>> Start DATA RECORDS
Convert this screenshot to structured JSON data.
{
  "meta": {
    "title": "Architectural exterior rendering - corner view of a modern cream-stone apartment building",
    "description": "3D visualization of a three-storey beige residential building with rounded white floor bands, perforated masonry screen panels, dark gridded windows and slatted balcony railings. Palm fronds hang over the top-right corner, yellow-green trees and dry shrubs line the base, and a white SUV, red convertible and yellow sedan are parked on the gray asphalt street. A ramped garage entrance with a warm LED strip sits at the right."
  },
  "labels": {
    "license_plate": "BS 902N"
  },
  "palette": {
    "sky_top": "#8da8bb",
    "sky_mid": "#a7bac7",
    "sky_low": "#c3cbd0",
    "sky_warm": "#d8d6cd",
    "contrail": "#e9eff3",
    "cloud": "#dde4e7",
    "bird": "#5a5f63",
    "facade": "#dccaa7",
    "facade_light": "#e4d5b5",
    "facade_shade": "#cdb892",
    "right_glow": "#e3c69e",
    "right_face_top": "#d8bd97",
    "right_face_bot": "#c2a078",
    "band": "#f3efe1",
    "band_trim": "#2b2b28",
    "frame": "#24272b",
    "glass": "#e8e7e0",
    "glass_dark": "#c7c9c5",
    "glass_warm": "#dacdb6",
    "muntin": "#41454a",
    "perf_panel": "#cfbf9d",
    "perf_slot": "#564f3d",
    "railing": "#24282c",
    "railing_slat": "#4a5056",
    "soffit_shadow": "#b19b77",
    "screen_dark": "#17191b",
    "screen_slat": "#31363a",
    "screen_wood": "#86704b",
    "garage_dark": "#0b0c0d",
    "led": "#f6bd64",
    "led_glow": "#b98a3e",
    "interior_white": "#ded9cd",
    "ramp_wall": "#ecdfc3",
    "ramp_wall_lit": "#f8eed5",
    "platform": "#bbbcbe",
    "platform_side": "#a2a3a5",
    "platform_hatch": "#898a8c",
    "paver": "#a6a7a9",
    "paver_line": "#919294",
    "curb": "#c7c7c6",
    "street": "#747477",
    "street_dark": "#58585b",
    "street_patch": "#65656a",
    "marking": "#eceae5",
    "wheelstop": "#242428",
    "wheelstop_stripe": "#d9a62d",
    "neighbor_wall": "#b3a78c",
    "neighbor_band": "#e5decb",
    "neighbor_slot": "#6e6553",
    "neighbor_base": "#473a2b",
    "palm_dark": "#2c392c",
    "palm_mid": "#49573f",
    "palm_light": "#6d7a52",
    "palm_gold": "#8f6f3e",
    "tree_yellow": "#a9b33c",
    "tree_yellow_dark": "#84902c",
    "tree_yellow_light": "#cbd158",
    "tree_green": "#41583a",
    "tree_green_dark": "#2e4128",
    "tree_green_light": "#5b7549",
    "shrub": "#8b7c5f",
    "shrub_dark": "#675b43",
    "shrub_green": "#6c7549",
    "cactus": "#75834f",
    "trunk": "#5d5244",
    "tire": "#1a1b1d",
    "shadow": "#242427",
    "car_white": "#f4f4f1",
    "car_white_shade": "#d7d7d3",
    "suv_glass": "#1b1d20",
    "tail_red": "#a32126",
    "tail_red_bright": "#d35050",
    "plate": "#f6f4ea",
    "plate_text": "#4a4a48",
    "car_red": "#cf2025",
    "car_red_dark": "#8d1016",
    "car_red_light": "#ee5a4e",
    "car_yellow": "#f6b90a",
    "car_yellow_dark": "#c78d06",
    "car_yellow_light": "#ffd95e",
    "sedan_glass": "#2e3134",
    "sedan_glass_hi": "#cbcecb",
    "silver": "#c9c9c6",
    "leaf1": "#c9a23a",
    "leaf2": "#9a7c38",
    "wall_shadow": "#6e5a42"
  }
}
>> End DATA RECORDS
◆ **GIVEN EXERCISE**
Go through the data and return every record exactly.

◆ **ANSWER TO THIS TASK**
Convert this screenshot to structured JSON data.
{
  "meta": {
    "title": "Architectural exterior rendering - corner view of a modern cream-stone apartment building",
    "description": "3D visualization of a three-storey beige residential building with rounded white floor bands, perforated masonry screen panels, dark gridded windows and slatted balcony railings. Palm fronds hang over the top-right corner, yellow-green trees and dry shrubs line the base, and a white SUV, red convertible and yellow sedan are parked on the gray asphalt street. A ramped garage entrance with a warm LED strip sits at the right."
  },
  "labels": {
    "license_plate": "BS 902N"
  },
  "palette": {
    "sky_top": "#8da8bb",
    "sky_mid": "#a7bac7",
    "sky_low": "#c3cbd0",
    "sky_warm": "#d8d6cd",
    "contrail": "#e9eff3",
    "cloud": "#dde4e7",
    "bird": "#5a5f63",
    "facade": "#dccaa7",
    "facade_light": "#e4d5b5",
    "facade_shade": "#cdb892",
    "right_glow": "#e3c69e",
    "right_face_top": "#d8bd97",
    "right_face_bot": "#c2a078",
    "band": "#f3efe1",
    "band_trim": "#2b2b28",
    "frame": "#24272b",
    "glass": "#e8e7e0",
    "glass_dark": "#c7c9c5",
    "glass_warm": "#dacdb6",
    "muntin": "#41454a",
    "perf_panel": "#cfbf9d",
    "perf_slot": "#564f3d",
    "railing": "#24282c",
    "railing_slat": "#4a5056",
    "soffit_shadow": "#b19b77",
    "screen_dark": "#17191b",
    "screen_slat": "#31363a",
    "screen_wood": "#86704b",
    "garage_dark": "#0b0c0d",
    "led": "#f6bd64",
    "led_glow": "#b98a3e",
    "interior_white": "#ded9cd",
    "ramp_wall": "#ecdfc3",
    "ramp_wall_lit": "#f8eed5",
    "platform": "#bbbcbe",
    "platform_side": "#a2a3a5",
    "platform_hatch": "#898a8c",
    "paver": "#a6a7a9",
    "paver_line": "#919294",
    "curb": "#c7c7c6",
    "street": "#747477",
    "street_dark": "#58585b",
    "street_patch": "#65656a",
    "marking": "#eceae5",
    "wheelstop": "#242428",
    "wheelstop_stripe": "#d9a62d",
    "neighbor_wall": "#b3a78c",
    "neighbor_band": "#e5decb",
    "neighbor_slot": "#6e6553",
    "neighbor_base": "#473a2b",
    "palm_dark": "#2c392c",
    "palm_mid": "#49573f",
    "palm_light": "#6d7a52",
    "palm_gold": "#8f6f3e",
    "tree_yellow": "#a9b33c",
    "tree_yellow_dark": "#84902c",
    "tree_yellow_light": "#cbd158",
    "tree_green": "#41583a",
    "tree_green_dark": "#2e4128",
    "tree_green_light": "#5b7549",
    "shrub": "#8b7c5f",
    "shrub_dark": "#675b43",
    "shrub_green": "#6c7549",
    "cactus": "#75834f",
    "trunk": "#5d5244",
    "tire": "#1a1b1d",
    "shadow": "#242427",
    "car_white": "#f4f4f1",
    "car_white_shade": "#d7d7d3",
    "suv_glass": "#1b1d20",
    "tail_red": "#a32126",
    "tail_red_bright": "#d35050",
    "plate": "#f6f4ea",
    "plate_text": "#4a4a48",
    "car_red": "#cf2025",
    "car_red_dark": "#8d1016",
    "car_red_light": "#ee5a4e",
    "car_yellow": "#f6b90a",
    "car_yellow_dark": "#c78d06",
    "car_yellow_light": "#ffd95e",
    "sedan_glass": "#2e3134",
    "sedan_glass_hi": "#cbcecb",
    "silver": "#c9c9c6",
    "leaf1": "#c9a23a",
    "leaf2": "#9a7c38",
    "wall_shadow": "#6e5a42"
  }
}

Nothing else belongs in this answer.